* [Exercise aim] Could you write out every entry exactly as it stands?

━━━━━━

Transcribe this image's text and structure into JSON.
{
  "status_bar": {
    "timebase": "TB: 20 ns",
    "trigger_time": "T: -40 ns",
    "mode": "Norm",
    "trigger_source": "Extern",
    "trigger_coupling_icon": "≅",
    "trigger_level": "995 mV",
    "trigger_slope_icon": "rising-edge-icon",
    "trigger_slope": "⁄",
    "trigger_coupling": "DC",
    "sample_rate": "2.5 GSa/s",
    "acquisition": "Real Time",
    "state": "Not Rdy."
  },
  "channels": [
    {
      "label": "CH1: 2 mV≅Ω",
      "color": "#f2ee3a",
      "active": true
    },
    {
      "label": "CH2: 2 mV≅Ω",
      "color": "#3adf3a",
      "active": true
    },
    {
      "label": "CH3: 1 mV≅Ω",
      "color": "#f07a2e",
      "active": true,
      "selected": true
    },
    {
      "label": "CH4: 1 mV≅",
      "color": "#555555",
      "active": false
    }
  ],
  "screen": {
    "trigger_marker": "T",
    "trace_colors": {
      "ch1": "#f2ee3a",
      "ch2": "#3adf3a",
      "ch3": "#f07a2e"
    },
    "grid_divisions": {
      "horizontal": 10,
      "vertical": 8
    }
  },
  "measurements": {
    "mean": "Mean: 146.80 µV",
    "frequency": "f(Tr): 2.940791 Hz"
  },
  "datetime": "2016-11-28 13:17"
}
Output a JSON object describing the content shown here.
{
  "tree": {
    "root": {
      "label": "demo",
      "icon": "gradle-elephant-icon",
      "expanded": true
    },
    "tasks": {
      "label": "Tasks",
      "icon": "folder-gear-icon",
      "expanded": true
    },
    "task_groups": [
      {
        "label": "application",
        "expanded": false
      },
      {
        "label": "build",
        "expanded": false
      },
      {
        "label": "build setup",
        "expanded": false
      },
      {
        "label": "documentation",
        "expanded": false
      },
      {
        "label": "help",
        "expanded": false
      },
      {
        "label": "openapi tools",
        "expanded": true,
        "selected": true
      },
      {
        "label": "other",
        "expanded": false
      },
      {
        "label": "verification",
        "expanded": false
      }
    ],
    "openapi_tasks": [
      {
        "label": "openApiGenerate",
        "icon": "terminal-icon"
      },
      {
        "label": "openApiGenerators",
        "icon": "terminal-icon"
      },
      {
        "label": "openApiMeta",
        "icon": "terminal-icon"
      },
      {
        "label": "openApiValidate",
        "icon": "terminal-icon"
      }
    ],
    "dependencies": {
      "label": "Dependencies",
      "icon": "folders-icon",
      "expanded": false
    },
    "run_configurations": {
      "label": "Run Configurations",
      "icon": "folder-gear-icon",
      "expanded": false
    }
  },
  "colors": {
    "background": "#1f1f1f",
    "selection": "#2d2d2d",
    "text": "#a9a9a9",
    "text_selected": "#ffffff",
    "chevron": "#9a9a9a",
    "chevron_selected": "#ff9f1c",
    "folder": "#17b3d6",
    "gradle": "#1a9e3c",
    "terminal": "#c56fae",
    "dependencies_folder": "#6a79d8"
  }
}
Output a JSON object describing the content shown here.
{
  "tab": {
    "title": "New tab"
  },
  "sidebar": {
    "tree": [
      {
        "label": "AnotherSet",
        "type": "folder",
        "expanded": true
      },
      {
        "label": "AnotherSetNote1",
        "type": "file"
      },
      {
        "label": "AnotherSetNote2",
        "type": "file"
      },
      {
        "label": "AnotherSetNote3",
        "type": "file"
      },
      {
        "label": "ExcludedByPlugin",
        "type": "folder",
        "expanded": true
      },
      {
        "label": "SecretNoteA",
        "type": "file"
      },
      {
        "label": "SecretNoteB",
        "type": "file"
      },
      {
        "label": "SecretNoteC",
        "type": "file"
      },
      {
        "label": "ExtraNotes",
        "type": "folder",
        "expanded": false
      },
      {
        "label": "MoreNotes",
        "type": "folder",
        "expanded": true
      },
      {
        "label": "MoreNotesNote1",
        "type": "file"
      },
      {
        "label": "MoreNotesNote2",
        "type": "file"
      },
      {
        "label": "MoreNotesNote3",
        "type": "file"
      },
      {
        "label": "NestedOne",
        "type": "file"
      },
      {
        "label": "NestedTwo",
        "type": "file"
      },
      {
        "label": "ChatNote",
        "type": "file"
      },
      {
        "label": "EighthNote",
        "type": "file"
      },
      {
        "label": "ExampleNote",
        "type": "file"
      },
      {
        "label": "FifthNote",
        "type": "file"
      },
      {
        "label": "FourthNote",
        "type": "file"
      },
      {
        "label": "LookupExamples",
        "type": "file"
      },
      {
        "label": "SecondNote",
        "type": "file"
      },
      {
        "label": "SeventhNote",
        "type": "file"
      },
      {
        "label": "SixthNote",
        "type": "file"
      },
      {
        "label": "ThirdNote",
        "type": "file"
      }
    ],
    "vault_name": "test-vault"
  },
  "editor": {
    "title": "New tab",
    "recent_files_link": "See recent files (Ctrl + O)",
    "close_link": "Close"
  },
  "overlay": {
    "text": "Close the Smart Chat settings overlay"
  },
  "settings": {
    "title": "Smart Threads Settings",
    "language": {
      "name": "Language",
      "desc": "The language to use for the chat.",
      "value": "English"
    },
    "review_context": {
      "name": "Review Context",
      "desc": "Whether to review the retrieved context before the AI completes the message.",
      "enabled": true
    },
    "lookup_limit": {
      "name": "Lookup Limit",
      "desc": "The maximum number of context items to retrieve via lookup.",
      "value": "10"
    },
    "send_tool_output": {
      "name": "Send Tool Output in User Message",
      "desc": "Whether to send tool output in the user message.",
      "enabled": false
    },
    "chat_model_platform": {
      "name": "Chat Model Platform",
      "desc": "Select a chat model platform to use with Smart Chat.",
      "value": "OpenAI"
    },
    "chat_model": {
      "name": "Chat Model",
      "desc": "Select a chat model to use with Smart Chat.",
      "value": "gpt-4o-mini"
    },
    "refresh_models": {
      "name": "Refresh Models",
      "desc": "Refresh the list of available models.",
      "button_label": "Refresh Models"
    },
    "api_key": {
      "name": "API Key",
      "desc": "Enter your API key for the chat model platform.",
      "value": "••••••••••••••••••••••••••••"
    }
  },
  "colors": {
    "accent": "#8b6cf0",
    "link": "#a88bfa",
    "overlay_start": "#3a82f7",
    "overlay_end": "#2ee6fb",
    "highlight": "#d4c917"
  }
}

━━━━━━

* [Written answer]
Transcribe this image's text and structure into JSON.
{
  "status_bar": {
    "timebase": "TB: 20 ns",
    "trigger_time": "T: -40 ns",
    "mode": "Norm",
    "trigger_source": "Extern",
    "trigger_coupling_icon": "≅",
    "trigger_level": "995 mV",
    "trigger_slope_icon": "rising-edge-icon",
    "trigger_slope": "⁄",
    "trigger_coupling": "DC",
    "sample_rate": "2.5 GSa/s",
    "acquisition": "Real Time",
    "state": "Not Rdy."
  },
  "channels": [
    {
      "label": "CH1: 2 mV≅Ω",
      "color": "#f2ee3a",
      "active": true
    },
    {
      "label": "CH2: 2 mV≅Ω",
      "color": "#3adf3a",
      "active": true
    },
    {
      "label": "CH3: 1 mV≅Ω",
      "color": "#f07a2e",
      "active": true,
      "selected": true
    },
    {
      "label": "CH4: 1 mV≅",
      "color": "#555555",
      "active": false
    }
  ],
  "screen": {
    "trigger_marker": "T",
    "trace_colors": {
      "ch1": "#f2ee3a",
      "ch2": "#3adf3a",
      "ch3": "#f07a2e"
    },
    "grid_divisions": {
      "horizontal": 10,
      "vertical": 8
    }
  },
  "measurements": {
    "mean": "Mean: 146.80 µV",
    "frequency": "f(Tr): 2.940791 Hz"
  },
  "datetime": "2016-11-28 13:17"
}
Output a JSON object describing the content shown here.
{
  "tree": {
    "root": {
      "label": "demo",
      "icon": "gradle-elephant-icon",
      "expanded": true
    },
    "tasks": {
      "label": "Tasks",
      "icon": "folder-gear-icon",
      "expanded": true
    },
    "task_groups": [
      {
        "label": "application",
        "expanded": false
      },
      {
        "label": "build",
        "expanded": false
      },
      {
        "label": "build setup",
        "expanded": false
      },
      {
        "label": "documentation",
        "expanded": false
      },
      {
        "label": "help",
        "expanded": false
      },
      {
        "label": "openapi tools",
        "expanded": true,
        "selected": true
      },
      {
        "label": "other",
        "expanded": false
      },
      {
        "label": "verification",
        "expanded": false
      }
    ],
    "openapi_tasks": [
      {
        "label": "openApiGenerate",
        "icon": "terminal-icon"
      },
      {
        "label": "openApiGenerators",
        "icon": "terminal-icon"
      },
      {
        "label": "openApiMeta",
        "icon": "terminal-icon"
      },
      {
        "label": "openApiValidate",
        "icon": "terminal-icon"
      }
    ],
    "dependencies": {
      "label": "Dependencies",
      "icon": "folders-icon",
      "expanded": false
    },
    "run_configurations": {
      "label": "Run Configurations",
      "icon": "folder-gear-icon",
      "expanded": false
    }
  },
  "colors": {
    "background": "#1f1f1f",
    "selection": "#2d2d2d",
    "text": "#a9a9a9",
    "text_selected": "#ffffff",
    "chevron": "#9a9a9a",
    "chevron_selected": "#ff9f1c",
    "folder": "#17b3d6",
    "gradle": "#1a9e3c",
    "terminal": "#c56fae",
    "dependencies_folder": "#6a79d8"
  }
}
Output a JSON object describing the content shown here.
{
  "tab": {
    "title": "New tab"
  },
  "sidebar": {
    "tree": [
      {
        "label": "AnotherSet",
        "type": "folder",
        "expanded": true
      },
      {
        "label": "AnotherSetNote1",
        "type": "file"
      },
      {
        "label": "AnotherSetNote2",
        "type": "file"
      },
      {
        "label": "AnotherSetNote3",
        "type": "file"
      },
      {
        "label": "ExcludedByPlugin",
        "type": "folder",
        "expanded": true
      },
      {
        "label": "SecretNoteA",
        "type": "file"
      },
      {
        "label": "SecretNoteB",
        "type": "file"
      },
      {
        "label": "SecretNoteC",
        "type": "file"
      },
      {
        "label": "ExtraNotes",
        "type": "folder",
        "expanded": false
      },
      {
        "label": "MoreNotes",
        "type": "folder",
        "expanded": true
      },
      {
        "label": "MoreNotesNote1",
        "type": "file"
      },
      {
        "label": "MoreNotesNote2",
        "type": "file"
      },
      {
        "label": "MoreNotesNote3",
        "type": "file"
      },
      {
        "label": "NestedOne",
        "type": "file"
      },
      {
        "label": "NestedTwo",
        "type": "file"
      },
      {
        "label": "ChatNote",
        "type": "file"
      },
      {
        "label": "EighthNote",
        "type": "file"
      },
      {
        "label": "ExampleNote",
        "type": "file"
      },
      {
        "label": "FifthNote",
        "type": "file"
      },
      {
        "label": "FourthNote",
        "type": "file"
      },
      {
        "label": "LookupExamples",
        "type": "file"
      },
      {
        "label": "SecondNote",
        "type": "file"
      },
      {
        "label": "SeventhNote",
        "type": "file"
      },
      {
        "label": "SixthNote",
        "type": "file"
      },
      {
        "label": "ThirdNote",
        "type": "file"
      }
    ],
    "vault_name": "test-vault"
  },
  "editor": {
    "title": "New tab",
    "recent_files_link": "See recent files (Ctrl + O)",
    "close_link": "Close"
  },
  "overlay": {
    "text": "Close the Smart Chat settings overlay"
  },
  "settings": {
    "title": "Smart Threads Settings",
    "language": {
      "name": "Language",
      "desc": "The language to use for the chat.",
      "value": "English"
    },
    "review_context": {
      "name": "Review Context",
      "desc": "Whether to review the retrieved context before the AI completes the message.",
      "enabled": true
    },
    "lookup_limit": {
      "name": "Lookup Limit",
      "desc": "The maximum number of context items to retrieve via lookup.",
      "value": "10"
    },
    "send_tool_output": {
      "name": "Send Tool Output in User Message",
      "desc": "Whether to send tool output in the user message.",
      "enabled": false
    },
    "chat_model_platform": {
      "name": "Chat Model Platform",
      "desc": "Select a chat model platform to use with Smart Chat.",
      "value": "OpenAI"
    },
    "chat_model": {
      "name": "Chat Model",
      "desc": "Select a chat model to use with Smart Chat.",
      "value": "gpt-4o-mini"
    },
    "refresh_models": {
      "name": "Refresh Models",
      "desc": "Refresh the list of available models.",
      "button_label": "Refresh Models"
    },
    "api_key": {
      "name": "API Key",
      "desc": "Enter your API key for the chat model platform.",
      "value": "••••••••••••••••••••••••••••"
    }
  },
  "colors": {
    "accent": "#8b6cf0",
    "link": "#a88bfa",
    "overlay_start": "#3a82f7",
    "overlay_end": "#2ee6fb",
    "highlight": "#d4c917"
  }
}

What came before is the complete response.